TEXT UNDER STUDY:

This social order goes back centuries, says sociologist Cheryl Judice of Northwestern University, who studies interracial relationships and marriages.
“That goes back to the times when Black women were brought to this country,” Judice said. “It was the white woman who was the personification of everything desirable and feminine, and it was the Black woman that will never be her equals.”
Data shows James is no anomaly. According to the Pew Research Center, among Black newlyweds, 24 percent of Black men have a spouse of a different race or ethnicity as opposed to 12 percent of Black women.
For season 25 contestant Chelsea Vaughn, though she said she is “personally more attracted to Black men,” she doesn’t rule anyone out — and is very aware of colorism.
“It does trickle into every aspect of life,” Vaughn, 28, said. “Colorism definitely has a hand in trickling into some of the insecurities that I have around dating.”
Vaughn has posted several comical TikToks about her “Bachelor” experience, recalling how she wanted a one-on-one date with James but was often assigned to group dates. She said she does not feel as though James slighted her, nor did she interpret his conversation with Harrison as ruling out Black women.
However, she certainly noticed, week after week, when a Black woman who was not light-skinned went home. Bachelor Data, a fan account that tracks show-related statistics, found that women of color were not given airtime proportionate to how many of them were in the cast. Vaughn said the data maps to her own experience on the show.
“I definitely don’t think the airtime was fair and even,” Vaughn said. “I don’t know if that’s necessarily just because of race or because of the storylines with the drama, because it did happen to be that most of the drama was surrounding white women. I’m probably the Black woman that got the most airtime that is not a mixed woman.”

DATASET ENTRIES:

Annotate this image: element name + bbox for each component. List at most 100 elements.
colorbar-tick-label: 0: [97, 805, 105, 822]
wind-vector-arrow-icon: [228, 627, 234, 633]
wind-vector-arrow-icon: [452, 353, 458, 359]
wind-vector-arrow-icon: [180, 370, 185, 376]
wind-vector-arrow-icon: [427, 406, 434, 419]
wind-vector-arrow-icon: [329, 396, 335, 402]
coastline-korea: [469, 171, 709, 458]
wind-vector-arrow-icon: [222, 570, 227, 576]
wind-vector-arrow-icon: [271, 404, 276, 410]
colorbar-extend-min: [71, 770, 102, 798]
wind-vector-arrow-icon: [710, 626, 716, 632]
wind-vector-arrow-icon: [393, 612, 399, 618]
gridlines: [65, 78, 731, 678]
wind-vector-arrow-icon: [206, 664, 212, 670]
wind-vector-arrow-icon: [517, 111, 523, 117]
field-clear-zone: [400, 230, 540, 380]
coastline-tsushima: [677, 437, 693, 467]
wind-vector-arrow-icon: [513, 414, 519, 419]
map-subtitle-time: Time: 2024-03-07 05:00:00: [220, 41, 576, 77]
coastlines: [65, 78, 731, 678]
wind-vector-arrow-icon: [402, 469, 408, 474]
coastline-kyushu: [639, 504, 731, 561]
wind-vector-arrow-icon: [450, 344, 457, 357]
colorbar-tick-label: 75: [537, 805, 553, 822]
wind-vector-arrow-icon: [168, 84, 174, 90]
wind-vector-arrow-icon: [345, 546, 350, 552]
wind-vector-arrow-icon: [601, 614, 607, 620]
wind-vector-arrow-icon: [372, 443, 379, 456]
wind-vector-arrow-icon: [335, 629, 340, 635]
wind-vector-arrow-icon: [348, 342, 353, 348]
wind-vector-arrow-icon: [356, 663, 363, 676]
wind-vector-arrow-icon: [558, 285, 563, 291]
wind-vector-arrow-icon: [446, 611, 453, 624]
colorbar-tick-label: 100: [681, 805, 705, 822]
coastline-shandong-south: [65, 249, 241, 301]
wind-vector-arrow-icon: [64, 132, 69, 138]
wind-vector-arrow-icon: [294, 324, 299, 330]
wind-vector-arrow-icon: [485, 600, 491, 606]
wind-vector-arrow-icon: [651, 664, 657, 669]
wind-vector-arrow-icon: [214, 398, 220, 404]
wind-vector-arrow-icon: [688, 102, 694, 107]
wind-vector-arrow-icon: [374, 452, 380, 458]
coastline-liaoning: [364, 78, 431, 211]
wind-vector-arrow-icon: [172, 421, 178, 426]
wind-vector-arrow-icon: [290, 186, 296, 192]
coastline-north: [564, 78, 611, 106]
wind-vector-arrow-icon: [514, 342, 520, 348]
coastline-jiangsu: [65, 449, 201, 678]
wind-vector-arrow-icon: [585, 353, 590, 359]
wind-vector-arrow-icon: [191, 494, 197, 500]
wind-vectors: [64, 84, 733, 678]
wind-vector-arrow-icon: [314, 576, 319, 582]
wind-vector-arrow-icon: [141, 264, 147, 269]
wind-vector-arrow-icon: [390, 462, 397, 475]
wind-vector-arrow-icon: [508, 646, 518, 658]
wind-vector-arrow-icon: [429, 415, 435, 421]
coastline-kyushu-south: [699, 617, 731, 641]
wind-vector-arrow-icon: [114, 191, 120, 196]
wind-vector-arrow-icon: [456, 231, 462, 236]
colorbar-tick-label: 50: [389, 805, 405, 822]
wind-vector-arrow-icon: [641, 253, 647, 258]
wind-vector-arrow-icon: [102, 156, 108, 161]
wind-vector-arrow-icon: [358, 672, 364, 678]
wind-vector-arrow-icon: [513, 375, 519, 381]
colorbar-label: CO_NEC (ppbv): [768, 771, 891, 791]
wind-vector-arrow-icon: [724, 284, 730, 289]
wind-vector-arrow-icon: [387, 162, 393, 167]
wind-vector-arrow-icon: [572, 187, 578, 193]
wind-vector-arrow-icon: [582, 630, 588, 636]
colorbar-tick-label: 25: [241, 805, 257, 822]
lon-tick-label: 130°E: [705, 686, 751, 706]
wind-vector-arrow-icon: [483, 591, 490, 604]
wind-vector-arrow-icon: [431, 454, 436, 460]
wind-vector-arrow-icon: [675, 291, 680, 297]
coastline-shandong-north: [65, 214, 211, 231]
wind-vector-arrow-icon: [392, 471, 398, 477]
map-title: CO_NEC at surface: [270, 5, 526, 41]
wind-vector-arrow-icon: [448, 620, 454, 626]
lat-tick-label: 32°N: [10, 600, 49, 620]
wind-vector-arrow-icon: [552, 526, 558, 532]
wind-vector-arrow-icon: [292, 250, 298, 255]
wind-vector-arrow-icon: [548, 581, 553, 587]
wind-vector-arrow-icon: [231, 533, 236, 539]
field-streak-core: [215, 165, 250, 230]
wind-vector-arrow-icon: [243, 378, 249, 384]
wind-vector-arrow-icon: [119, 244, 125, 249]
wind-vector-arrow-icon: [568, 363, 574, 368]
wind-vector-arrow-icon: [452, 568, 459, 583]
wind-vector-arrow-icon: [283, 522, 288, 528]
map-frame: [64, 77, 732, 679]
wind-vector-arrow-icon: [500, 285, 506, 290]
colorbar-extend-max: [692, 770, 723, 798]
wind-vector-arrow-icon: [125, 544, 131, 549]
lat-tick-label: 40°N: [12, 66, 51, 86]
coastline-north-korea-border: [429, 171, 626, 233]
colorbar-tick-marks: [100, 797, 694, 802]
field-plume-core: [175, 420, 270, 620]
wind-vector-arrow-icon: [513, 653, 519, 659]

WHAT IS NEEDED: In the passage above on colorism and "The Bachelor," start at the words "Data shows James" and end after the words "out Black women.". Write out that stretch of text exactly.

ANSWER TO THIS PROBLEM:
Data shows James is no anomaly. According to the Pew Research Center, among Black newlyweds, 24 percent of Black men have a spouse of a different race or ethnicity as opposed to 12 percent of Black women.
For season 25 contestant Chelsea Vaughn, though she said she is “personally more attracted to Black men,” she doesn’t rule anyone out — and is very aware of colorism.
“It does trickle into every aspect of life,” Vaughn, 28, said. “Colorism definitely has a hand in trickling into some of the insecurities that I have around dating.”
Vaughn has posted several comical TikToks about her “Bachelor” experience, recalling how she wanted a one-on-one date with James but was often assigned to group dates. She said she does not feel as though James slighted her, nor did she interpret his conversation with Harrison as ruling out Black women.